* begin Extracted records *
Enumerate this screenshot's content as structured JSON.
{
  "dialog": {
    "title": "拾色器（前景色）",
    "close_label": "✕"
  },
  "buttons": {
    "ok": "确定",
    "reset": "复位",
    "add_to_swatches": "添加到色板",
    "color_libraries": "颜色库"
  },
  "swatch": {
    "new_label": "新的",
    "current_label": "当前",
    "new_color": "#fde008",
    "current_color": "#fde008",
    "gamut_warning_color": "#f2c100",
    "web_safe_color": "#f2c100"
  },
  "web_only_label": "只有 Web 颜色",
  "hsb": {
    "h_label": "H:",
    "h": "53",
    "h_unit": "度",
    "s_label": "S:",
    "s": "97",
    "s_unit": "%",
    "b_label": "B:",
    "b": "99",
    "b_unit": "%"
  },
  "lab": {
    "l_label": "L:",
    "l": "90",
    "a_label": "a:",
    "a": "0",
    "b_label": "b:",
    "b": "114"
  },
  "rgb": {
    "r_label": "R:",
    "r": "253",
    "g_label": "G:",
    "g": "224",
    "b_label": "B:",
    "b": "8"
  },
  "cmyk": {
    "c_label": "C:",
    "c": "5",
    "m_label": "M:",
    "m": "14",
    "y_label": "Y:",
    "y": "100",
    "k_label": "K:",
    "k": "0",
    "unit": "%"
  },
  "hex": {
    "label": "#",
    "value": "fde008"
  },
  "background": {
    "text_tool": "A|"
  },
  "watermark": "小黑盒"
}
* end Extracted records *
What is expected
Restate the listing above word for word.

Solution for this problem
Enumerate this screenshot's content as structured JSON.
{
  "dialog": {
    "title": "拾色器（前景色）",
    "close_label": "✕"
  },
  "buttons": {
    "ok": "确定",
    "reset": "复位",
    "add_to_swatches": "添加到色板",
    "color_libraries": "颜色库"
  },
  "swatch": {
    "new_label": "新的",
    "current_label": "当前",
    "new_color": "#fde008",
    "current_color": "#fde008",
    "gamut_warning_color": "#f2c100",
    "web_safe_color": "#f2c100"
  },
  "web_only_label": "只有 Web 颜色",
  "hsb": {
    "h_label": "H:",
    "h": "53",
    "h_unit": "度",
    "s_label": "S:",
    "s": "97",
    "s_unit": "%",
    "b_label": "B:",
    "b": "99",
    "b_unit": "%"
  },
  "lab": {
    "l_label": "L:",
    "l": "90",
    "a_label": "a:",
    "a": "0",
    "b_label": "b:",
    "b": "114"
  },
  "rgb": {
    "r_label": "R:",
    "r": "253",
    "g_label": "G:",
    "g": "224",
    "b_label": "B:",
    "b": "8"
  },
  "cmyk": {
    "c_label": "C:",
    "c": "5",
    "m_label": "M:",
    "m": "14",
    "y_label": "Y:",
    "y": "100",
    "k_label": "K:",
    "k": "0",
    "unit": "%"
  },
  "hex": {
    "label": "#",
    "value": "fde008"
  },
  "background": {
    "text_tool": "A|"
  },
  "watermark": "小黑盒"
}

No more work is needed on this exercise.